Where a line contains the string "content", copy that line.
======== Available records ========
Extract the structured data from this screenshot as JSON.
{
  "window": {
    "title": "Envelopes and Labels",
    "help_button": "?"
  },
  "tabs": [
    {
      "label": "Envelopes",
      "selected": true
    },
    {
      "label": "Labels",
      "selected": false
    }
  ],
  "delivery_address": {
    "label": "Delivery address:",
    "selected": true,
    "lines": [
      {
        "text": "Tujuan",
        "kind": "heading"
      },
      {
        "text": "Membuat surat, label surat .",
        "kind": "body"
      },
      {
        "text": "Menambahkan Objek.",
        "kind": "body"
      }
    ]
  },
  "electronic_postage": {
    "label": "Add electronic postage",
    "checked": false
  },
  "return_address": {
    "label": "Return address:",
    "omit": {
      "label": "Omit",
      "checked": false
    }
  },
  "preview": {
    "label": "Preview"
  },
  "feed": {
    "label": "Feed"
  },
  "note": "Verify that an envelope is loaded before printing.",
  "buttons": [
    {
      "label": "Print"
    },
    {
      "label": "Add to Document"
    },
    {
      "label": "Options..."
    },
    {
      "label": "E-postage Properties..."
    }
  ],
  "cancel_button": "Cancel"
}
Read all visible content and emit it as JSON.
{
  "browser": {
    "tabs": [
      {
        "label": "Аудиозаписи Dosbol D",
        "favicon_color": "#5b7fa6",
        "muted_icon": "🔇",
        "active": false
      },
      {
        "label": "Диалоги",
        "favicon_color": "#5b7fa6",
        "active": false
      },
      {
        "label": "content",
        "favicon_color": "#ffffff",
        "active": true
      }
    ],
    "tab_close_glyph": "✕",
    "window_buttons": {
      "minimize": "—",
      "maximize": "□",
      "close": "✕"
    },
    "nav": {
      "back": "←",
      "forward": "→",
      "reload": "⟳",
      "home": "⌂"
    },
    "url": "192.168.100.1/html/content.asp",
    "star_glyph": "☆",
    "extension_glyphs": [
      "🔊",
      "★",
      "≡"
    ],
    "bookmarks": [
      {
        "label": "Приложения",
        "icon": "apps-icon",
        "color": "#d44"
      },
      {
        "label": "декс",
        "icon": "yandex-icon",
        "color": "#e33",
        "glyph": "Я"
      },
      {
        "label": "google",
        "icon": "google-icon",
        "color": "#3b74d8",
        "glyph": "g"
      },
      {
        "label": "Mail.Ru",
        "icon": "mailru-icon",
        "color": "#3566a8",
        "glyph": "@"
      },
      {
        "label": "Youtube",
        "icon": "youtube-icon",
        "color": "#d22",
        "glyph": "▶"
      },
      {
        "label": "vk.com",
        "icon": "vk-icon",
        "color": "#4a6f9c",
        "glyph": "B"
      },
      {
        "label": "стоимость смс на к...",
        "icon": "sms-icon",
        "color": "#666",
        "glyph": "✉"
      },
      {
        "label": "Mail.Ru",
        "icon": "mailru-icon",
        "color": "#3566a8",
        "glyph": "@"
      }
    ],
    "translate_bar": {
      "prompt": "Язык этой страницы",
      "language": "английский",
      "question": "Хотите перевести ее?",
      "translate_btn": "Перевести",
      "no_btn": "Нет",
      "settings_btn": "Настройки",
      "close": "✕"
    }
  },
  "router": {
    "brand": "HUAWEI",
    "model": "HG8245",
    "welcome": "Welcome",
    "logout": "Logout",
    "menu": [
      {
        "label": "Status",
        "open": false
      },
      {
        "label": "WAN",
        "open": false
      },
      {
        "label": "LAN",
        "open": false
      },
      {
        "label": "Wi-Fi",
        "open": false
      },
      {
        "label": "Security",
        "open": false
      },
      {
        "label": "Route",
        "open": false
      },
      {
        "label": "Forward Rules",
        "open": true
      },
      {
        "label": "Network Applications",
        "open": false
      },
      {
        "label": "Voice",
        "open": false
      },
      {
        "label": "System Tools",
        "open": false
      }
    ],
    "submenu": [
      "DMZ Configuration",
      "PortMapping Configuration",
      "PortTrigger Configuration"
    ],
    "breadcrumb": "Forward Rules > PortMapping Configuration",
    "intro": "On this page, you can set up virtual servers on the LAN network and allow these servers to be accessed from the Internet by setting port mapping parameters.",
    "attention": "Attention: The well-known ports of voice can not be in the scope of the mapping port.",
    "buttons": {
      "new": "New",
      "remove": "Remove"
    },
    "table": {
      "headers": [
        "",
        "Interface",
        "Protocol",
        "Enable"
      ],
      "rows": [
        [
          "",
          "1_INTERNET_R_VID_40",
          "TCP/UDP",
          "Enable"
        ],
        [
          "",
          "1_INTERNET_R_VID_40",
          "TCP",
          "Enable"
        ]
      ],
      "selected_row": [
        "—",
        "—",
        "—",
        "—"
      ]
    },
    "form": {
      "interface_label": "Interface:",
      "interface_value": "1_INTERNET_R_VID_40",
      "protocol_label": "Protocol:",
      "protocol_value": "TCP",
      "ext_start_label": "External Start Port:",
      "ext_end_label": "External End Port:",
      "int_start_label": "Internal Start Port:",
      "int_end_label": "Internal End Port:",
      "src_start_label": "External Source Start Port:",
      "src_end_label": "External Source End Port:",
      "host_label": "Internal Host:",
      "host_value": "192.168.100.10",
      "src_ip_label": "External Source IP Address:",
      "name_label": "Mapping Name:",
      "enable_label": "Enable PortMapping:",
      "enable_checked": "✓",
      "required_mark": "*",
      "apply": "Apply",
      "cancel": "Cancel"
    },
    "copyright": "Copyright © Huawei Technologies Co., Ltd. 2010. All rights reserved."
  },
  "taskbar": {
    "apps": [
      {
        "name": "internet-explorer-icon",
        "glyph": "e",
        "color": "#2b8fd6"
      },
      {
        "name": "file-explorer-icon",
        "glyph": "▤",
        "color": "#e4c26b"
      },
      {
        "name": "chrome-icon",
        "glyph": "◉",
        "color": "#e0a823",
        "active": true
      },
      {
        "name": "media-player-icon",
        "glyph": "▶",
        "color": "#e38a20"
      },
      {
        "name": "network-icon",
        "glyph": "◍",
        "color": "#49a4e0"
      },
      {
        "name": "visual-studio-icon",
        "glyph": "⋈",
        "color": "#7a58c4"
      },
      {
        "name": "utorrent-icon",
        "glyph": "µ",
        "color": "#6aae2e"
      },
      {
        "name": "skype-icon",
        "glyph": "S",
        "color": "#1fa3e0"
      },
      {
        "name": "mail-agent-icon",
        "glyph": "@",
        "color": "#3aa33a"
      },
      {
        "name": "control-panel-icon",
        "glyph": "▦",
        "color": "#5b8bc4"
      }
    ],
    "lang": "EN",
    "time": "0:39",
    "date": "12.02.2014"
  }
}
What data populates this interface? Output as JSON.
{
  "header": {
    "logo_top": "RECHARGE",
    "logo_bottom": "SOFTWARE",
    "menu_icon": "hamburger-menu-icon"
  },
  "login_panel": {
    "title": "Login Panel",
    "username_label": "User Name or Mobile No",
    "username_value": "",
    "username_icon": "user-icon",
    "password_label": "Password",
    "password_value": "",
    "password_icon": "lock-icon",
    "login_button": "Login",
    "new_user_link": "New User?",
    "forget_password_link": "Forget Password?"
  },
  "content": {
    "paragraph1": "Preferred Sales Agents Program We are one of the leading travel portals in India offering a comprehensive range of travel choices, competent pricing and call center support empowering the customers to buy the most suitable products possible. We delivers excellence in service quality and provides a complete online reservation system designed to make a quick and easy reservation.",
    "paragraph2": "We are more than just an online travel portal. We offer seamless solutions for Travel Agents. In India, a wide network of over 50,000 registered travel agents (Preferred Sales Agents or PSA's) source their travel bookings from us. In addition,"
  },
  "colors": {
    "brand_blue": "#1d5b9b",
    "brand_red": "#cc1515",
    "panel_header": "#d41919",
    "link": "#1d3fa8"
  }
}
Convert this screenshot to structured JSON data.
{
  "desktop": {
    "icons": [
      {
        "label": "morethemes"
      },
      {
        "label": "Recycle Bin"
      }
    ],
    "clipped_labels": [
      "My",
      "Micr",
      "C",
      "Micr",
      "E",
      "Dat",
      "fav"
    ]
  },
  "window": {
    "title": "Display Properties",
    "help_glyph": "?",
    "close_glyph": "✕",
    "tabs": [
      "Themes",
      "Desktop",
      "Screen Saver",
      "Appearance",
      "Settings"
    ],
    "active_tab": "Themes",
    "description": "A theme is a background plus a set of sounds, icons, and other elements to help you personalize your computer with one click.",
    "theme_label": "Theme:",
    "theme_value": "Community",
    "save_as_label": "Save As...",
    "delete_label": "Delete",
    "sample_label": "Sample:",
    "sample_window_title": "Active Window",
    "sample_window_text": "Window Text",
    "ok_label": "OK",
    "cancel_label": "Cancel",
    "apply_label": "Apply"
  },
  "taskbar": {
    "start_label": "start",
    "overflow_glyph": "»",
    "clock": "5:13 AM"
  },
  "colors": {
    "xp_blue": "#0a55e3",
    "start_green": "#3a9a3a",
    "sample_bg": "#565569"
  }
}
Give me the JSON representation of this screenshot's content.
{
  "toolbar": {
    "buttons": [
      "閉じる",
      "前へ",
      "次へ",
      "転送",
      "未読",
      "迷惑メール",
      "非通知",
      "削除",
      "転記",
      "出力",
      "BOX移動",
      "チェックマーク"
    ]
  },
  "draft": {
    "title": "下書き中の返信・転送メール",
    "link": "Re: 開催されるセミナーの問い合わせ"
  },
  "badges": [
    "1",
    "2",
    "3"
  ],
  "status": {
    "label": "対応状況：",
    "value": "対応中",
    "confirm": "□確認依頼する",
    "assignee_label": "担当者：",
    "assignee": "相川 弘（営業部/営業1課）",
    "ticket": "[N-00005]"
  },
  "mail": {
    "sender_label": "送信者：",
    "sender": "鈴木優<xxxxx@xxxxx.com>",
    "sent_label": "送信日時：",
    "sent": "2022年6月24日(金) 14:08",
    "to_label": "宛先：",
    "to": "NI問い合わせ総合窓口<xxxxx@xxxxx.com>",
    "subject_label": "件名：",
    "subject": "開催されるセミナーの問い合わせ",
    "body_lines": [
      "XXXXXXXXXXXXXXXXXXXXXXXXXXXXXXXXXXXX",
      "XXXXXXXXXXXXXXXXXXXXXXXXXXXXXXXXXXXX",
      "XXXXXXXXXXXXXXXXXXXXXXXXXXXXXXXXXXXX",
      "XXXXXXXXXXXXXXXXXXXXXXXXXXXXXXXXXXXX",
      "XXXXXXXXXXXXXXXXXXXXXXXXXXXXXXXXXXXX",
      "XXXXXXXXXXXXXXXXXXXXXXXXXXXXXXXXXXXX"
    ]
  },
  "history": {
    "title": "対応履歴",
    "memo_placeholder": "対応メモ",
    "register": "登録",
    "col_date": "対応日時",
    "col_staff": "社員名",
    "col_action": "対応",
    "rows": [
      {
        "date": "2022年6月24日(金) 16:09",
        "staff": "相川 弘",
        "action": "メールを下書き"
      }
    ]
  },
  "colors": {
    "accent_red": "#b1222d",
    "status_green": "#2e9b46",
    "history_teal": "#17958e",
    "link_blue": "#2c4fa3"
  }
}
========
## Solution to this exercise:
Read all visible content and emit it as JSON.
        "label": "content",
    "url": "192.168.100.1/html/content.asp",
  "content": {
Give me the JSON representation of this screenshot's content.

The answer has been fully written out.